> _What this task involves_
Take from the listing each line that has the string "möchte".

> _Data shown_
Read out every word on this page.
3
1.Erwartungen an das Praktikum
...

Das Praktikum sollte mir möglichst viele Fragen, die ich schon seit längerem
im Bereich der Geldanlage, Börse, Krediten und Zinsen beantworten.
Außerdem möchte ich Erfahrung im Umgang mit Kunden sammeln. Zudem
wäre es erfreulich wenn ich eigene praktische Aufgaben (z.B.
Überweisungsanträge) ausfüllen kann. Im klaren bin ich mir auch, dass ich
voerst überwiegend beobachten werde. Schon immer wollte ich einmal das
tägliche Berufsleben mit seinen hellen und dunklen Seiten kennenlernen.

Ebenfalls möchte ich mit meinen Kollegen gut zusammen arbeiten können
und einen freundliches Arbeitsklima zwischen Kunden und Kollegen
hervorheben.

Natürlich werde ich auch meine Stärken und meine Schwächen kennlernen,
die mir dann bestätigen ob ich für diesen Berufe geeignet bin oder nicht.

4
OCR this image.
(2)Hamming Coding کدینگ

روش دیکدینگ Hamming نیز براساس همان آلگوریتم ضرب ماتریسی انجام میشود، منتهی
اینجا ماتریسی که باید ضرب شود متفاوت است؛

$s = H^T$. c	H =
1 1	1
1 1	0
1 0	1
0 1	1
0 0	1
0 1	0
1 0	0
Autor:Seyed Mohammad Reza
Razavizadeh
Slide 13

> _Reply to the task_
Außerdem möchte ich Erfahrung im Umgang mit Kunden sammeln. Zudem
Ebenfalls möchte ich mit meinen Kollegen gut zusammen arbeiten können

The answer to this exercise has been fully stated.